■ List of tasks ■
A) Update the records from their first line through the line containing "- rsi-sma-value: 46.03: [408, 974, 468, 1001]" by changing "month-label" to "axis-month", keeping all other content the same.
B) Extend the mailing-list post about a light-weight monitor implementation past its final line.

■ Extract provided ■

━━━━━━━━

Light-weight monitor implementation?

stéphane ducasse ducasse at iam.unibe.ch
Thu Nov 3 11:52:50 UTC 2005


Andreas

did you got a look at the new "monitor" (I could find it arghh) class  
of lex that we pushed in 3.9a. Marcus do you remember the name
of this class? We pushed it so that people can test it and let us know.

For the complexity I would of course prefer something simple. After I  
know that nathanael is really excellent in terms
of concurrent programming.

Stef


On 3 nov. 05, at 08:49, Andreas Raab wrote:

> Hi Folks,
>
> I was looking for a simple monitor implementation (e.g., a  
> mechanism for mutual exclusion which allows the same process to  
> enter it multiple times) and looked at the implementation of  
> Monitor that is present in 3.9. Much to my surprise, I found that  
> this monitor implementation is a very heavyweight version of what  
> should essentially be three methods, e.g., #enter, #leave, and  
> #critical:. The extra heavy-weight behavior might be useful in  
> certain specific cases but I wonder about its general applicability  
> (personally I find it more confusing than helpful because it hides  
> the nature of a monitor under a lot of extra baggage). I think it  
> would be tremendously useful to do a little refactoring which a)

━━━━━━━━

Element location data
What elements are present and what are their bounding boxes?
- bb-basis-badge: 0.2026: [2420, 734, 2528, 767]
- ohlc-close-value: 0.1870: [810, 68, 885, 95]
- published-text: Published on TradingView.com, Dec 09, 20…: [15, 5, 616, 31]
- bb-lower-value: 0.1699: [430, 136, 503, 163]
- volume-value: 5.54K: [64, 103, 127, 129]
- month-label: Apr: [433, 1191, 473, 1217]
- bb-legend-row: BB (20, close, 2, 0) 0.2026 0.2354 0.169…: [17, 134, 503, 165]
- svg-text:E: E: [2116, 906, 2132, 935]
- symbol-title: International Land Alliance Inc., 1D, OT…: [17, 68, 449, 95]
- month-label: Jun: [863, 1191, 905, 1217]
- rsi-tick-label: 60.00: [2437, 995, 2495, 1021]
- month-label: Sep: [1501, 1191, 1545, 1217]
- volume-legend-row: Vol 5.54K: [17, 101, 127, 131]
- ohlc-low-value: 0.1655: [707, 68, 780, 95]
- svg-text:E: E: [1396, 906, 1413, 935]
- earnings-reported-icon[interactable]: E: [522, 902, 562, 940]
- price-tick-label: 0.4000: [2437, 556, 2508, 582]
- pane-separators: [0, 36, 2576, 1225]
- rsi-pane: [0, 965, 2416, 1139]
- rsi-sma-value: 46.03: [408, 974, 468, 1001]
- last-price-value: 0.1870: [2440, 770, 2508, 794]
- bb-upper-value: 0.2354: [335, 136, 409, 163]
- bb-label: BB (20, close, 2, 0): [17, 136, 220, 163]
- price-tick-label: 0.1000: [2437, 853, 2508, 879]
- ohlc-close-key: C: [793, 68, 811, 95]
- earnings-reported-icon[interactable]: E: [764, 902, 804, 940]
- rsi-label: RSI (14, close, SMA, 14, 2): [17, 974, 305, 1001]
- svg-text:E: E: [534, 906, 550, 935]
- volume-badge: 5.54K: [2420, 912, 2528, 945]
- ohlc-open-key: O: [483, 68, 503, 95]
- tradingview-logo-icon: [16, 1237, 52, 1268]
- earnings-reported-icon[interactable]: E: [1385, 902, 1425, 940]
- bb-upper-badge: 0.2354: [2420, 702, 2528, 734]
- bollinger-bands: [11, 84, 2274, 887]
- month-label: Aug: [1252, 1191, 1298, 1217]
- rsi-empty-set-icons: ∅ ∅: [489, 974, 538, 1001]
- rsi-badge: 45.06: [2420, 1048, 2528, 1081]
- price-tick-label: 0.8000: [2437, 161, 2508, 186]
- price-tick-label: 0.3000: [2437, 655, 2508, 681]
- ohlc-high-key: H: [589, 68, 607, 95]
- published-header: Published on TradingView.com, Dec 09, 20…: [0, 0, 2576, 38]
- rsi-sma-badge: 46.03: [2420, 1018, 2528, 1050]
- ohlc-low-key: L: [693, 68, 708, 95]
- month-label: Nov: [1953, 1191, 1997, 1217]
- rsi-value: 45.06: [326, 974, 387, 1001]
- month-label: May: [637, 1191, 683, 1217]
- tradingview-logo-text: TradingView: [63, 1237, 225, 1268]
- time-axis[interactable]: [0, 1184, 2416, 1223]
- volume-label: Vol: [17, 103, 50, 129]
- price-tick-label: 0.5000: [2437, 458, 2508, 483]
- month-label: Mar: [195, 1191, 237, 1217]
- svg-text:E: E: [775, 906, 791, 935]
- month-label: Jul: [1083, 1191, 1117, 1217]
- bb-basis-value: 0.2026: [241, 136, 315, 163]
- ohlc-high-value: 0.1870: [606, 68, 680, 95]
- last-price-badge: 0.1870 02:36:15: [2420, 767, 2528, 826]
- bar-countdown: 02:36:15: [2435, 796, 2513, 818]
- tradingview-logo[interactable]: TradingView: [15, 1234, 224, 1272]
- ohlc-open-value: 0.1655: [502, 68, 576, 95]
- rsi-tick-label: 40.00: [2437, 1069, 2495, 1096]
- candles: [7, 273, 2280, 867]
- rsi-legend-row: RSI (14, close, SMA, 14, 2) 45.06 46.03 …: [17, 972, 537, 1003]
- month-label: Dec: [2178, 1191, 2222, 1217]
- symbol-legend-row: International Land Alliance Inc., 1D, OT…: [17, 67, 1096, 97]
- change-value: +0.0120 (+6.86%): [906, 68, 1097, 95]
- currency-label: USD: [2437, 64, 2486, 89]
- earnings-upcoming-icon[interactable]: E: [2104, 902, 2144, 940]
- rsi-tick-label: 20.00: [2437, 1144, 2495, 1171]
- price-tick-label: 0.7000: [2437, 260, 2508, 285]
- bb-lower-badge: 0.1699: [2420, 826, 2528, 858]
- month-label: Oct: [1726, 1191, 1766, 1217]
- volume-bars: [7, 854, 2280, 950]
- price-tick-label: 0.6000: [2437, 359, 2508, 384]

━━━━━━━━

■ Set of answers ■
A)
What elements are present and what are their bounding boxes?
- bb-basis-badge: 0.2026: [2420, 734, 2528, 767]
- ohlc-close-value: 0.1870: [810, 68, 885, 95]
- published-text: Published on TradingView.com, Dec 09, 20…: [15, 5, 616, 31]
- bb-lower-value: 0.1699: [430, 136, 503, 163]
- volume-value: 5.54K: [64, 103, 127, 129]
- axis-month: Apr: [433, 1191, 473, 1217]
- bb-legend-row: BB (20, close, 2, 0) 0.2026 0.2354 0.169…: [17, 134, 503, 165]
- svg-text:E: E: [2116, 906, 2132, 935]
- symbol-title: International Land Alliance Inc., 1D, OT…: [17, 68, 449, 95]
- axis-month: Jun: [863, 1191, 905, 1217]
- rsi-tick-label: 60.00: [2437, 995, 2495, 1021]
- axis-month: Sep: [1501, 1191, 1545, 1217]
- volume-legend-row: Vol 5.54K: [17, 101, 127, 131]
- ohlc-low-value: 0.1655: [707, 68, 780, 95]
- svg-text:E: E: [1396, 906, 1413, 935]
- earnings-reported-icon[interactable]: E: [522, 902, 562, 940]
- price-tick-label: 0.4000: [2437, 556, 2508, 582]
- pane-separators: [0, 36, 2576, 1225]
- rsi-pane: [0, 965, 2416, 1139]
- rsi-sma-value: 46.03: [408, 974, 468, 1001]

B)
> makes a tiny class Monitor and b) makes a heavy-weight EventMonitor  
> which has all the extra stuff (timeout, events) that is now in  
> Monitor.
>
> What do other people think? Is there any reason for Monitor being  
> such a heavy-weight object by default? Is it necessary that a  
> monitor support all of the extra functionality besides the basic  
> "allow a process to enter it multiple times"?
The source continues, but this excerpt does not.